Report each line of the data that includes the word "lock".

+ + +

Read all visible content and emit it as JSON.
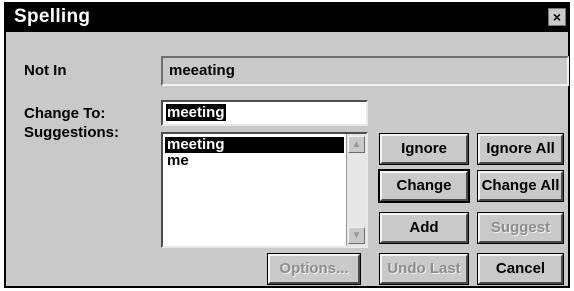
{
  "window": {
    "title": "Spelling",
    "close_glyph": "×"
  },
  "fields": {
    "not_in_label": "Not In",
    "not_in_value": "meeating",
    "change_to_label": "Change To:",
    "change_to_value": "meeting",
    "suggestions_label": "Suggestions:"
  },
  "suggestions": [
    "meeting",
    "me"
  ],
  "buttons": {
    "ignore": "Ignore",
    "ignore_all": "Ignore All",
    "change": "Change",
    "change_all": "Change All",
    "add": "Add",
    "suggest": "Suggest",
    "options": "Options...",
    "undo_last": "Undo Last",
    "cancel": "Cancel"
  },
  "icons": {
    "scroll_up": "arrow-up-icon",
    "scroll_down": "arrow-down-icon"
  }
}
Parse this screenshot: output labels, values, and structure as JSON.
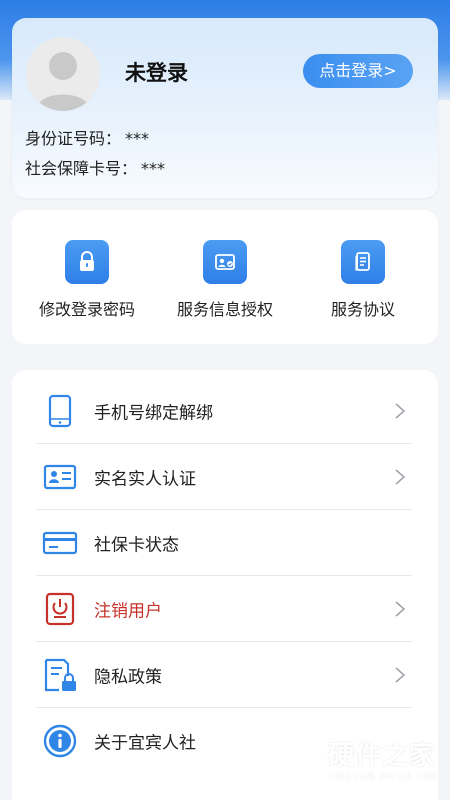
{
  "profile": {
    "status": "未登录",
    "login_button": "点击登录>",
    "id_label": "身份证号码：",
    "id_value": "***",
    "card_label": "社会保障卡号：",
    "card_value": "***"
  },
  "quick_actions": [
    {
      "label": "修改登录密码",
      "icon": "lock-icon"
    },
    {
      "label": "服务信息授权",
      "icon": "id-card-icon"
    },
    {
      "label": "服务协议",
      "icon": "document-icon"
    }
  ],
  "menu": [
    {
      "label": "手机号绑定解绑",
      "icon": "phone-icon",
      "chevron": true
    },
    {
      "label": "实名实人认证",
      "icon": "id-badge-icon",
      "chevron": true
    },
    {
      "label": "社保卡状态",
      "icon": "card-icon",
      "chevron": false
    },
    {
      "label": "注销用户",
      "icon": "power-icon",
      "chevron": true,
      "color": "#c6322a"
    },
    {
      "label": "隐私政策",
      "icon": "privacy-lock-icon",
      "chevron": true
    },
    {
      "label": "关于宜宾人社",
      "icon": "info-icon",
      "chevron": false
    }
  ],
  "watermark": {
    "title": "硬件之家",
    "subtitle": "YING JIAN ZHI JIA.COM"
  },
  "colors": {
    "accent": "#3b8ef0",
    "danger": "#c6322a",
    "background": "#f3f5f9"
  }
}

+ + +

* Exercise result
      "icon": "lock-icon"
      "icon": "privacy-lock-icon",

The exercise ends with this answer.